-- TEXT PASSAGE --
..............................
CUDA is well suited Image processing in parallel threads.
The pixels of a image can be directly mapped to parallel threads.
For efficient image processing with CUDA one need to understand the location and scope along with access pattern of pixel data .
CUDA has different kinds of memories i.e. shared, constant, texture, local and global memories along with large no. of registers.
Each of these memories has its own advantages and limitations. Shared memory is high speed on-chip cache that is suitable for image tiling for fastest image processing on GPU but it has limited size (16kb for Quadro CX).
Texture memory on the other hands gives arbitrary scatter access of image data which is faster than global and local memories.
In some cases – each thread can be used to write more than one pixel.
Between various reads and writes of shared memory by threads within a block it is good to always use barrier synchronization that insures that each read/write is done after completion of all the previous corresponding write/ read .
The major differences between CPU and CUDA threads are – CUDA threads are extremely light weighted, very little creation overhead, instant switching. CUDA uses 1000s of threads where as multi-core CPUs can use only run a few threads.
Within the threads CUDA is capable of executing floating point operations asynchronous to int or char operations.
Memory bandwidth between host to device or device to host is much slower then device to device hence it is good practice to read the image data into the device memory as a one time effort.
Similarly after completion of processing output data should be copied at once from device to host.
Once image is in the device memory (global memory), it is helpful to load image tiles from global to shared memory which is processed by current block of threads.
After this reading, threads within block must be synchronize for insuring all threads have copied required image data into tiles.
Threads now operate on pixels in shared memory in parallel and after completions they write tiles back from shared memory to global memory output.
Since in image processing generally each output pixel must have access to neighboring pixels with in certain radius (e.g. as a form of matrix of neighboring pixels ).This means tiles in the shared memory must be expanded with an window that contains neighboring pixels.
..............................
-- TASK REQUIREMENTS --
Pick up the passage on CUDA image processing right after its last sentence and keep writing in the same technical voice.

(Element placement data)
..............................
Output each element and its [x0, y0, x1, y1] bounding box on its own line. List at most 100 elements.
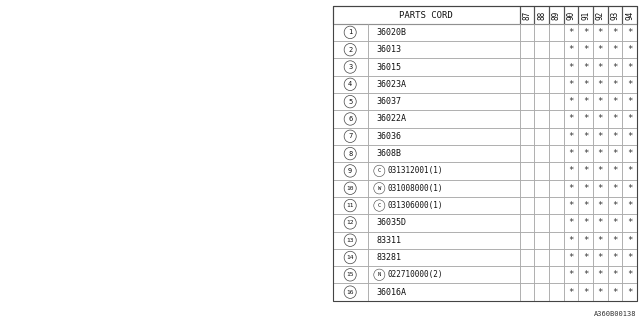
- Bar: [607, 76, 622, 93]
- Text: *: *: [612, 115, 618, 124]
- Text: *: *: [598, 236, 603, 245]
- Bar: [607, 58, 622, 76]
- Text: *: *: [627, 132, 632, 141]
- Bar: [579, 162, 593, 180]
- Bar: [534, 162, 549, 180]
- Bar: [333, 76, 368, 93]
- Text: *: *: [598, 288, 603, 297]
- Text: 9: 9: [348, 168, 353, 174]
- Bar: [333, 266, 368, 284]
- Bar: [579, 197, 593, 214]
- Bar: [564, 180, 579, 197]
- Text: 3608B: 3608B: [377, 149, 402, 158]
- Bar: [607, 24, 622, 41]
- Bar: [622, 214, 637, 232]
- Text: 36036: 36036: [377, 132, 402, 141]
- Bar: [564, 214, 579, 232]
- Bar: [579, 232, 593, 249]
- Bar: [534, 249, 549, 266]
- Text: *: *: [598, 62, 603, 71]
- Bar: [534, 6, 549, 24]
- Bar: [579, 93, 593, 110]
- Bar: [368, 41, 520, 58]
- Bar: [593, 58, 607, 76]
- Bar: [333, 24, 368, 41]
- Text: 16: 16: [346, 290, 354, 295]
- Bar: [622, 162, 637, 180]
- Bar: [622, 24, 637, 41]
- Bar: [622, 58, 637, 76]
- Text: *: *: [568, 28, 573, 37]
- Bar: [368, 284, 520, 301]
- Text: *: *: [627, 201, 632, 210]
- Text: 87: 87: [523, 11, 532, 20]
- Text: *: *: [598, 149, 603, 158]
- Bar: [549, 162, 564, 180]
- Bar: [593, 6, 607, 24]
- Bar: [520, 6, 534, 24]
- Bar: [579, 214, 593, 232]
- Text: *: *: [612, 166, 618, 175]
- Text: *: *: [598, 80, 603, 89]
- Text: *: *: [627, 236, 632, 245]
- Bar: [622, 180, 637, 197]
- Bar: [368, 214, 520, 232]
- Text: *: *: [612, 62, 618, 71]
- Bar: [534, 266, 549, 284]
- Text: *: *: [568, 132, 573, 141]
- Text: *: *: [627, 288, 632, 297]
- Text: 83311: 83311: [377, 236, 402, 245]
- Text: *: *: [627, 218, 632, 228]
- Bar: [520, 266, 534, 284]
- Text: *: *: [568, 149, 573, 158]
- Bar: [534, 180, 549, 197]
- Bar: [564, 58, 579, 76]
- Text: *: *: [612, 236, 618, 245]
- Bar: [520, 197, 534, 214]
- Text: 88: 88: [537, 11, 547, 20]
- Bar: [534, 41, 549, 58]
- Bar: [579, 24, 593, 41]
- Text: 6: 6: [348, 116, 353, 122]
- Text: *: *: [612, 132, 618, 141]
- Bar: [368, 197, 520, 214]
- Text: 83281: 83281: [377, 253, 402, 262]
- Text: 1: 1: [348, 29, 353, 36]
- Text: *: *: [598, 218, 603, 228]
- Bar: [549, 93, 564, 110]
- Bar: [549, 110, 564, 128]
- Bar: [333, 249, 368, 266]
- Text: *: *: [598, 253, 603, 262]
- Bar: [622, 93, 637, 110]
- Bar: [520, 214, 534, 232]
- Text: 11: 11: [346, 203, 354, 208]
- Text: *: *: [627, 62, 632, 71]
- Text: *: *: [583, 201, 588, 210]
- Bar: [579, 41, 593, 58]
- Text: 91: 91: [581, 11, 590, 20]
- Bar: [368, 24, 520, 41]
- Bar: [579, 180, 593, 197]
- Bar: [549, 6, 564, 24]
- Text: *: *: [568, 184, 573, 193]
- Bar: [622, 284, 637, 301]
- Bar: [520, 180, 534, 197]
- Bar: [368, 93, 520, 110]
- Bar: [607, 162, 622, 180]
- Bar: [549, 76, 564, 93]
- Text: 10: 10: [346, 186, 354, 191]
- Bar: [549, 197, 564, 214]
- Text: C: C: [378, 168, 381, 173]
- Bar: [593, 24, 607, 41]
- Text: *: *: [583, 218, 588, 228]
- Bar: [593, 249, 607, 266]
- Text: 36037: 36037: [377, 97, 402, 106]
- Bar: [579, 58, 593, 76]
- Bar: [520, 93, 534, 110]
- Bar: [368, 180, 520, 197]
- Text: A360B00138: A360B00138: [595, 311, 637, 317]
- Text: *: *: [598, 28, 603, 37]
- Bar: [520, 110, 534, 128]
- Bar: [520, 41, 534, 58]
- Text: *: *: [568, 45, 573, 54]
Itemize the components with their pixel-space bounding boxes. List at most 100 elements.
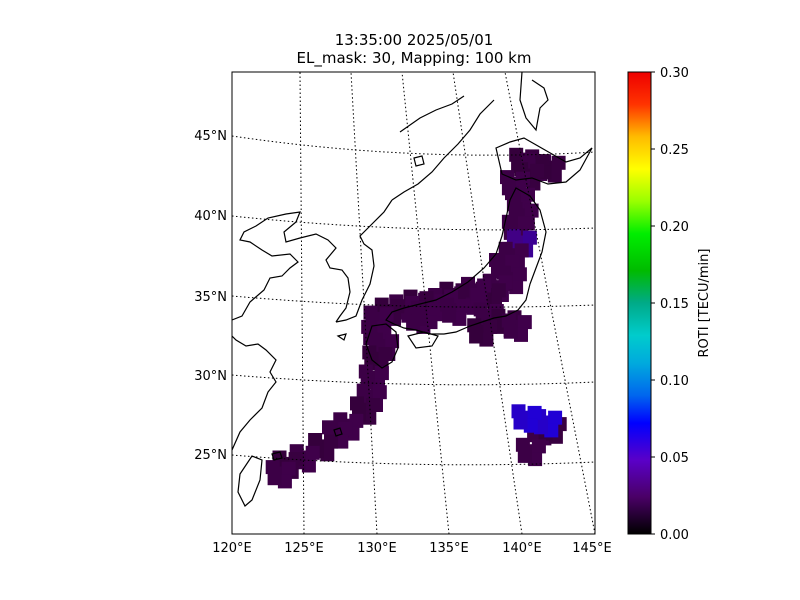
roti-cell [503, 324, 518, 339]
..............................
-- ANSWER TO THE EXERCISE --
Below is the kernel code of RGB to Grayscale convertion:
void RGBTOGrayScale(unsigned char *inRGBImage, unsigned char *outGrayImage, int srcW, int srcH )
// using tiles of shared memory to sore image data for current block
__shared__ unsigned char shInImage[16*16*4]; // threads per block is 16*16 and each pixel has 4 attributes R, G, B, A.
__shared__ unsigned char shoutImage[16*16];
int x = blockIdx.x * blockDim.x + threadIdx.x; //taking index along srcW in source image.
int y = blockIdx.y * blockDim.y + threadIdx.y; //taking index along srcH in source image.
int tidx = threadIdx.x;//taking thread index along x direction within tile.
int tidy = threadIdx.y;//taking thread index along y direction within tile.
int shIndex = (tidy * 16 + tidx)*4;
int srcIndex = (y * srcW + x)*4;
// taking active portation of image from global to shared memory.
shInImage[shIndex + 0] = inRGBImage[ srcIndex + 0];
shInImage[shIndex + 1] = inRGBImage[ srcIndex + 1];
shInImage[shIndex + 2] = inRGBImage[ srcIndex + 2];
shInImage[shIndex + 3] = inRGBImage[ srcIndex + 3];
__syncthreads(); // barrier synchronization for all threads reading is completed.
if( ( x < srcW ) && ( y < srcH ))
shoutImage[tidy * 16 + tidx] = (int)((shInImage[shIndex + 0] * 0.3) + (shInImage[shIndex + 1] * 0.59) + (shInImage[shIndex + 2] * 0.11));
//copy data back to shared to global memory.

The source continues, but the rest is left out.